(Saved entries)
- - - -
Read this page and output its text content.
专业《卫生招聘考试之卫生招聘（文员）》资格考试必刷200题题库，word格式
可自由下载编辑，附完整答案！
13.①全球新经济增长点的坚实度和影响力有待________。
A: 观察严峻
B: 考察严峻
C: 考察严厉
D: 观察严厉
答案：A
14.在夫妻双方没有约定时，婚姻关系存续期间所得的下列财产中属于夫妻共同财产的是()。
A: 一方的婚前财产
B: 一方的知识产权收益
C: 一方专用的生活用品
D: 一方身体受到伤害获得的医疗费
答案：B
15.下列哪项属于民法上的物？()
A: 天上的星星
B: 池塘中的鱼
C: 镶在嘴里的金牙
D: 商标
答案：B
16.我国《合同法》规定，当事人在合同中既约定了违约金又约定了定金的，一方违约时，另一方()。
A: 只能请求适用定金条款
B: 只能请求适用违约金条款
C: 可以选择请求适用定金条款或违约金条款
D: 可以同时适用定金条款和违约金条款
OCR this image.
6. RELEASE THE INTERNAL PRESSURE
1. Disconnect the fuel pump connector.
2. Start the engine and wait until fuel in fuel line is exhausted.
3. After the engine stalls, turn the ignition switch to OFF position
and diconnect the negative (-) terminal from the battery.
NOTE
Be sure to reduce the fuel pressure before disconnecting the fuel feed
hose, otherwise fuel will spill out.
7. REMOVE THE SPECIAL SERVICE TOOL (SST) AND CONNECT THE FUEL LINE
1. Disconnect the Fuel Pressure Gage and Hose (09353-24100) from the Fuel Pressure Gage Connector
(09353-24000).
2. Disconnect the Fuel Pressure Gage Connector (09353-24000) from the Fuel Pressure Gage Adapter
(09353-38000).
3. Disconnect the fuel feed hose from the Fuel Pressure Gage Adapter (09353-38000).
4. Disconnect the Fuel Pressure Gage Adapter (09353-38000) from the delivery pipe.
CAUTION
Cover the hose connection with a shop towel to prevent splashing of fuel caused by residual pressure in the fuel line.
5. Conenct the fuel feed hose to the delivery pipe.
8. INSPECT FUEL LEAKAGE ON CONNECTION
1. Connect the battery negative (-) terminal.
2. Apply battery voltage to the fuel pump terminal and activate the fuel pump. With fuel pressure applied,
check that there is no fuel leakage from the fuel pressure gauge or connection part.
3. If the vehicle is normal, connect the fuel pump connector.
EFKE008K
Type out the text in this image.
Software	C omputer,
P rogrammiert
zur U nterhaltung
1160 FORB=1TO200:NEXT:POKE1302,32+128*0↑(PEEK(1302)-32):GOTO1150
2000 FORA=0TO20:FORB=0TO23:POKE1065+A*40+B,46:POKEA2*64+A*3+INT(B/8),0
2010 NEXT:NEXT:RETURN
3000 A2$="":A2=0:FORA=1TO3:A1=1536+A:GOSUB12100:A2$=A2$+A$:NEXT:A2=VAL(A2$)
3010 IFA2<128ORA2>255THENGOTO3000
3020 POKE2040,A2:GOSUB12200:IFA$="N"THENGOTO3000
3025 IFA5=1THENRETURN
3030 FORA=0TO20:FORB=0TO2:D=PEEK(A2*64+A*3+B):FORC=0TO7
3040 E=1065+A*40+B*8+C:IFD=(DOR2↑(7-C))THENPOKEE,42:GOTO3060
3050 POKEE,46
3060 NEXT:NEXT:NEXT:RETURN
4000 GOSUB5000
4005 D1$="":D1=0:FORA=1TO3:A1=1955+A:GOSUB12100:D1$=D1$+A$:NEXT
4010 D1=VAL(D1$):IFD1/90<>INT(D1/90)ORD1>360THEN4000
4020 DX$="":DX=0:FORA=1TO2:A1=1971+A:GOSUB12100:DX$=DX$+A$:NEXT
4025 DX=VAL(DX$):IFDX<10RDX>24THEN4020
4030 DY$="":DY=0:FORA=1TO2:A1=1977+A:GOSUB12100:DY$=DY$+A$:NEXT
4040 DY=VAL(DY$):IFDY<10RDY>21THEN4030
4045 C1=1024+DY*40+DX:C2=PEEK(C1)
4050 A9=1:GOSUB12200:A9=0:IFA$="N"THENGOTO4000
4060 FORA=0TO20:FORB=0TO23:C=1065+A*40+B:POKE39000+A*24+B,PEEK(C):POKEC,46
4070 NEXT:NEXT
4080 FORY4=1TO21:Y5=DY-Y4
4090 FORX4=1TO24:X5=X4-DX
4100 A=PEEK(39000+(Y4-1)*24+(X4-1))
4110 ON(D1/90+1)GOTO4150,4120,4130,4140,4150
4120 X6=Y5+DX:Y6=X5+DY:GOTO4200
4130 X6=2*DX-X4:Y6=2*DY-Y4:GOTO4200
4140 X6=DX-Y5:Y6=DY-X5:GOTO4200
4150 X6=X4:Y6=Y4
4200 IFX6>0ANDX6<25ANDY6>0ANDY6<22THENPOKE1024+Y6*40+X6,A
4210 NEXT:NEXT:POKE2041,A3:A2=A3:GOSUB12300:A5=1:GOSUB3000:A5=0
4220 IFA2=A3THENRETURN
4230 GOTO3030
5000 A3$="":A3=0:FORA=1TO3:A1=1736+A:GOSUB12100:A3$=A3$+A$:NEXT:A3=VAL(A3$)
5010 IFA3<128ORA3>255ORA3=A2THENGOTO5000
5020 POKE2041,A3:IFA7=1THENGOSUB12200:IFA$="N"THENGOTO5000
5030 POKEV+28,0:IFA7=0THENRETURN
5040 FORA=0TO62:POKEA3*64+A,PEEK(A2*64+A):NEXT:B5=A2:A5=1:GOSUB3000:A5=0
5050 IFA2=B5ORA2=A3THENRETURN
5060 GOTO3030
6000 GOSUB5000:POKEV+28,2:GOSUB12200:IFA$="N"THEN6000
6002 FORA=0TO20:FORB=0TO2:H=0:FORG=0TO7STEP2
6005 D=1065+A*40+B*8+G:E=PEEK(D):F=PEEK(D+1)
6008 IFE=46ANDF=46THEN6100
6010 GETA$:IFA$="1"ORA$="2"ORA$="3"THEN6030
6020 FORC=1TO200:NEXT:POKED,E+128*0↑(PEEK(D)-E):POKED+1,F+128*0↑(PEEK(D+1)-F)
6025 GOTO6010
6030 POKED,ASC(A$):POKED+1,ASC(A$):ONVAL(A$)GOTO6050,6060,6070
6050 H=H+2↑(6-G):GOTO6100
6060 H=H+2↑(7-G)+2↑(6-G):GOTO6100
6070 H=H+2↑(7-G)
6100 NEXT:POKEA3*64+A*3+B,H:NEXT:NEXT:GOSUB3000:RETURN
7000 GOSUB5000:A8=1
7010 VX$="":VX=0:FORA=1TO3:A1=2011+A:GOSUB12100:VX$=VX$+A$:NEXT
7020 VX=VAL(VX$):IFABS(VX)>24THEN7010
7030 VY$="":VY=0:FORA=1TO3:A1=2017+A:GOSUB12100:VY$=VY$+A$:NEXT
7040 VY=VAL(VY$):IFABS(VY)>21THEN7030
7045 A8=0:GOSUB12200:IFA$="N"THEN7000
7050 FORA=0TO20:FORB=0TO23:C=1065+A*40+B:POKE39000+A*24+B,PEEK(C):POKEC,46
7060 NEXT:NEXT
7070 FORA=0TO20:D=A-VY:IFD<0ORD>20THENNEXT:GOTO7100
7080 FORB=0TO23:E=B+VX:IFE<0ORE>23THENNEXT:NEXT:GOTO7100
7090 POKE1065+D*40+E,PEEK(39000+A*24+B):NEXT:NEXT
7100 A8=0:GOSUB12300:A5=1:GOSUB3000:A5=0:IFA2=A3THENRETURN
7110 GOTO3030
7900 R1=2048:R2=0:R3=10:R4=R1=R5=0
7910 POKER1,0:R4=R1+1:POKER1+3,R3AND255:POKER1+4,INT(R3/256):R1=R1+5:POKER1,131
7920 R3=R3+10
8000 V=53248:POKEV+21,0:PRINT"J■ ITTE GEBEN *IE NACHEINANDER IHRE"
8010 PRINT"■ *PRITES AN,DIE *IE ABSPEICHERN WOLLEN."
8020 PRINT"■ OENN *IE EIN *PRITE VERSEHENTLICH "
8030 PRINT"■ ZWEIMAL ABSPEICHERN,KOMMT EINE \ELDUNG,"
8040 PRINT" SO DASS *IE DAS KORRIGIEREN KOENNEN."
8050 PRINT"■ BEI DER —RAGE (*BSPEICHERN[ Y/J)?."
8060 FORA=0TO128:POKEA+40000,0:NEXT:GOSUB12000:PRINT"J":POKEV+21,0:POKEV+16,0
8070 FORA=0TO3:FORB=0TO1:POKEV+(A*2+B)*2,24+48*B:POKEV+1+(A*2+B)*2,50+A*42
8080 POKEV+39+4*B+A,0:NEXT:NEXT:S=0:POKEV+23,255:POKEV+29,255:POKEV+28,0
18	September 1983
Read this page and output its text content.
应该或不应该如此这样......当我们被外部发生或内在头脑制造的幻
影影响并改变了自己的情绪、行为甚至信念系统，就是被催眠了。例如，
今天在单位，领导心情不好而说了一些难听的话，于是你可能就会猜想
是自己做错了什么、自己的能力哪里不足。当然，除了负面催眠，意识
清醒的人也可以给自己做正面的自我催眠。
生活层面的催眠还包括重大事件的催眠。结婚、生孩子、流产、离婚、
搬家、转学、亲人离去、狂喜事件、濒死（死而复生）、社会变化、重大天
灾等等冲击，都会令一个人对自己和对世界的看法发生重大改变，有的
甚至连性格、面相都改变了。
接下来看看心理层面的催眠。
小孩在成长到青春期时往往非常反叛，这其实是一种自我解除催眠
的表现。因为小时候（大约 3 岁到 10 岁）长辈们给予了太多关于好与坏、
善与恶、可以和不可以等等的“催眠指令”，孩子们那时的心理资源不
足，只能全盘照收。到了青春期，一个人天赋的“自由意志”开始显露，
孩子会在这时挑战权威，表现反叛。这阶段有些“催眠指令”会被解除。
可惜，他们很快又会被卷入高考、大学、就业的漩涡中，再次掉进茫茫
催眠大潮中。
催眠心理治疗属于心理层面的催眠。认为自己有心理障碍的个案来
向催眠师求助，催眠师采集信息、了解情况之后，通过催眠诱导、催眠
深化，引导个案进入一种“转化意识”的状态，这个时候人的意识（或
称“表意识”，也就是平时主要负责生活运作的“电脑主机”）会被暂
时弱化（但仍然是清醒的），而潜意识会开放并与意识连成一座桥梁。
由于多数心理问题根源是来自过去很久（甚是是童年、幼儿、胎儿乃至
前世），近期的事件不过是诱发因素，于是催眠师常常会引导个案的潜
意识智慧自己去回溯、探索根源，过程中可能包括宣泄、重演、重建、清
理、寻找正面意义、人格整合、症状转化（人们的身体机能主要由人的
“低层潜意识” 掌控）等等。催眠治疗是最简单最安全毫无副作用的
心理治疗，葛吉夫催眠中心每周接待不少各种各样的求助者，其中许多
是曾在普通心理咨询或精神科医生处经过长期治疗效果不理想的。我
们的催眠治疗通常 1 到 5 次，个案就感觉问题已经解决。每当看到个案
- - - -
REQUEST: Scan the material above for the string "negative" and return the lines that hold it.

ANSWER TO THE PROBLEM:
and diconnect the negative (-) terminal from the battery.
1. Connect the battery negative (-) terminal.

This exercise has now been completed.